- EXERCISE: Quote the whole listing verbatim.
- - -
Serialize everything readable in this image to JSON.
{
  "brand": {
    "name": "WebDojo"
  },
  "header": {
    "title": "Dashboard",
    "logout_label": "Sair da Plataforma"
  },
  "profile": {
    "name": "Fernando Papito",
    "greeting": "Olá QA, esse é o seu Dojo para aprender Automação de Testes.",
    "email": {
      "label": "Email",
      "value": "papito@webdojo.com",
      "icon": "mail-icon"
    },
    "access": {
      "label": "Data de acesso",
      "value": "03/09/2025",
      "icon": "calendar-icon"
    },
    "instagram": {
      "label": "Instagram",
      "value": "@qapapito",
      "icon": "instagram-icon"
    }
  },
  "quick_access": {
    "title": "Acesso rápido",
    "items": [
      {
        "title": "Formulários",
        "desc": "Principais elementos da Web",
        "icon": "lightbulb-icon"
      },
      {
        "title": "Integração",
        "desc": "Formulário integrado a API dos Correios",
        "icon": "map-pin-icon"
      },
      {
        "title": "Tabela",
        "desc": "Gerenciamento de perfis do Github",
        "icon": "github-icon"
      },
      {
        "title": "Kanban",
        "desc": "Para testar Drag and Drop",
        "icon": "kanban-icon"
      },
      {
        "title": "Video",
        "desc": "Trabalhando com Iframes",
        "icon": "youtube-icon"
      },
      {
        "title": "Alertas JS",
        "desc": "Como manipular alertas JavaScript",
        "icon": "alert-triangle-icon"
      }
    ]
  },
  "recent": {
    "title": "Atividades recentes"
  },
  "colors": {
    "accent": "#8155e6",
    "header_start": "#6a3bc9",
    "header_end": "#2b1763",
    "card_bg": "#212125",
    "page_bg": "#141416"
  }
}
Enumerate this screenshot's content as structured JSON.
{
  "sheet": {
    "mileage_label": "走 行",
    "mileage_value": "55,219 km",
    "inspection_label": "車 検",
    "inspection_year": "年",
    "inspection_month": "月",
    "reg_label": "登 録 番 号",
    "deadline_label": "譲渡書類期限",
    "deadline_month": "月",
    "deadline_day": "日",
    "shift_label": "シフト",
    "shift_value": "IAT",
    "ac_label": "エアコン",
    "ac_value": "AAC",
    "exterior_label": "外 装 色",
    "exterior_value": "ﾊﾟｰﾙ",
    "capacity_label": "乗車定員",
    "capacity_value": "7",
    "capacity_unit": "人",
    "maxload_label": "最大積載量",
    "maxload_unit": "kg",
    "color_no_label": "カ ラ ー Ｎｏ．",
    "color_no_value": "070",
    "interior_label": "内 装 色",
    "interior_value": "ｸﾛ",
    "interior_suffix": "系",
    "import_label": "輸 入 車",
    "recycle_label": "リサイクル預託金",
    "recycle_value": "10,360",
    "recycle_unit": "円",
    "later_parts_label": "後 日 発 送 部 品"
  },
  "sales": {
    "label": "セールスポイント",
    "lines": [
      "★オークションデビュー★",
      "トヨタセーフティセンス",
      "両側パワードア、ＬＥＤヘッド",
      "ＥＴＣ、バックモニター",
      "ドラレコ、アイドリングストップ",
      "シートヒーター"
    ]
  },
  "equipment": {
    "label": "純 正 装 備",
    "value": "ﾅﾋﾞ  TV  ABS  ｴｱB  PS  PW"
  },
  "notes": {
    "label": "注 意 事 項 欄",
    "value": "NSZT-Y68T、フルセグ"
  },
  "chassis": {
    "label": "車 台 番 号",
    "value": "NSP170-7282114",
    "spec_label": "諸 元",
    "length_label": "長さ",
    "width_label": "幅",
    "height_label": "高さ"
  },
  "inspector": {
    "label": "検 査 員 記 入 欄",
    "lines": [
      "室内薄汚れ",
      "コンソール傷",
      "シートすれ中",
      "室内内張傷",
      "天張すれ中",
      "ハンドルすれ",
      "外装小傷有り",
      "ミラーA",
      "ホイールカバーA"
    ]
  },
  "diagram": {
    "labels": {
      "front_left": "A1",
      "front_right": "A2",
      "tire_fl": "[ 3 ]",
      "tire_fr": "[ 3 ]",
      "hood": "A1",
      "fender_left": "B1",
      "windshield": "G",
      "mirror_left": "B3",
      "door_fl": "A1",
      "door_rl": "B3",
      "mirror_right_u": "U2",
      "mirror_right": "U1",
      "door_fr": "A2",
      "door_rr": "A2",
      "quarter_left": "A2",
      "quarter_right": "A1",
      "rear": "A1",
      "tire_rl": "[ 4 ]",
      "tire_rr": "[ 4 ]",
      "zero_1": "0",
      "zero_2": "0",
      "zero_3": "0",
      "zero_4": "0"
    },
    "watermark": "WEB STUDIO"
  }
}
- - -
- EXERCISE SOLUTION:
Serialize everything readable in this image to JSON.
{
  "brand": {
    "name": "WebDojo"
  },
  "header": {
    "title": "Dashboard",
    "logout_label": "Sair da Plataforma"
  },
  "profile": {
    "name": "Fernando Papito",
    "greeting": "Olá QA, esse é o seu Dojo para aprender Automação de Testes.",
    "email": {
      "label": "Email",
      "value": "papito@webdojo.com",
      "icon": "mail-icon"
    },
    "access": {
      "label": "Data de acesso",
      "value": "03/09/2025",
      "icon": "calendar-icon"
    },
    "instagram": {
      "label": "Instagram",
      "value": "@qapapito",
      "icon": "instagram-icon"
    }
  },
  "quick_access": {
    "title": "Acesso rápido",
    "items": [
      {
        "title": "Formulários",
        "desc": "Principais elementos da Web",
        "icon": "lightbulb-icon"
      },
      {
        "title": "Integração",
        "desc": "Formulário integrado a API dos Correios",
        "icon": "map-pin-icon"
      },
      {
        "title": "Tabela",
        "desc": "Gerenciamento de perfis do Github",
        "icon": "github-icon"
      },
      {
        "title": "Kanban",
        "desc": "Para testar Drag and Drop",
        "icon": "kanban-icon"
      },
      {
        "title": "Video",
        "desc": "Trabalhando com Iframes",
        "icon": "youtube-icon"
      },
      {
        "title": "Alertas JS",
        "desc": "Como manipular alertas JavaScript",
        "icon": "alert-triangle-icon"
      }
    ]
  },
  "recent": {
    "title": "Atividades recentes"
  },
  "colors": {
    "accent": "#8155e6",
    "header_start": "#6a3bc9",
    "header_end": "#2b1763",
    "card_bg": "#212125",
    "page_bg": "#141416"
  }
}
Enumerate this screenshot's content as structured JSON.
{
  "sheet": {
    "mileage_label": "走 行",
    "mileage_value": "55,219 km",
    "inspection_label": "車 検",
    "inspection_year": "年",
    "inspection_month": "月",
    "reg_label": "登 録 番 号",
    "deadline_label": "譲渡書類期限",
    "deadline_month": "月",
    "deadline_day": "日",
    "shift_label": "シフト",
    "shift_value": "IAT",
    "ac_label": "エアコン",
    "ac_value": "AAC",
    "exterior_label": "外 装 色",
    "exterior_value": "ﾊﾟｰﾙ",
    "capacity_label": "乗車定員",
    "capacity_value": "7",
    "capacity_unit": "人",
    "maxload_label": "最大積載量",
    "maxload_unit": "kg",
    "color_no_label": "カ ラ ー Ｎｏ．",
    "color_no_value": "070",
    "interior_label": "内 装 色",
    "interior_value": "ｸﾛ",
    "interior_suffix": "系",
    "import_label": "輸 入 車",
    "recycle_label": "リサイクル預託金",
    "recycle_value": "10,360",
    "recycle_unit": "円",
    "later_parts_label": "後 日 発 送 部 品"
  },
  "sales": {
    "label": "セールスポイント",
    "lines": [
      "★オークションデビュー★",
      "トヨタセーフティセンス",
      "両側パワードア、ＬＥＤヘッド",
      "ＥＴＣ、バックモニター",
      "ドラレコ、アイドリングストップ",
      "シートヒーター"
    ]
  },
  "equipment": {
    "label": "純 正 装 備",
    "value": "ﾅﾋﾞ  TV  ABS  ｴｱB  PS  PW"
  },
  "notes": {
    "label": "注 意 事 項 欄",
    "value": "NSZT-Y68T、フルセグ"
  },
  "chassis": {
    "label": "車 台 番 号",
    "value": "NSP170-7282114",
    "spec_label": "諸 元",
    "length_label": "長さ",
    "width_label": "幅",
    "height_label": "高さ"
  },
  "inspector": {
    "label": "検 査 員 記 入 欄",
    "lines": [
      "室内薄汚れ",
      "コンソール傷",
      "シートすれ中",
      "室内内張傷",
      "天張すれ中",
      "ハンドルすれ",
      "外装小傷有り",
      "ミラーA",
      "ホイールカバーA"
    ]
  },
  "diagram": {
    "labels": {
      "front_left": "A1",
      "front_right": "A2",
      "tire_fl": "[ 3 ]",
      "tire_fr": "[ 3 ]",
      "hood": "A1",
      "fender_left": "B1",
      "windshield": "G",
      "mirror_left": "B3",
      "door_fl": "A1",
      "door_rl": "B3",
      "mirror_right_u": "U2",
      "mirror_right": "U1",
      "door_fr": "A2",
      "door_rr": "A2",
      "quarter_left": "A2",
      "quarter_right": "A1",
      "rear": "A1",
      "tire_rl": "[ 4 ]",
      "tire_rr": "[ 4 ]",
      "zero_1": "0",
      "zero_2": "0",
      "zero_3": "0",
      "zero_4": "0"
    },
    "watermark": "WEB STUDIO"
  }
}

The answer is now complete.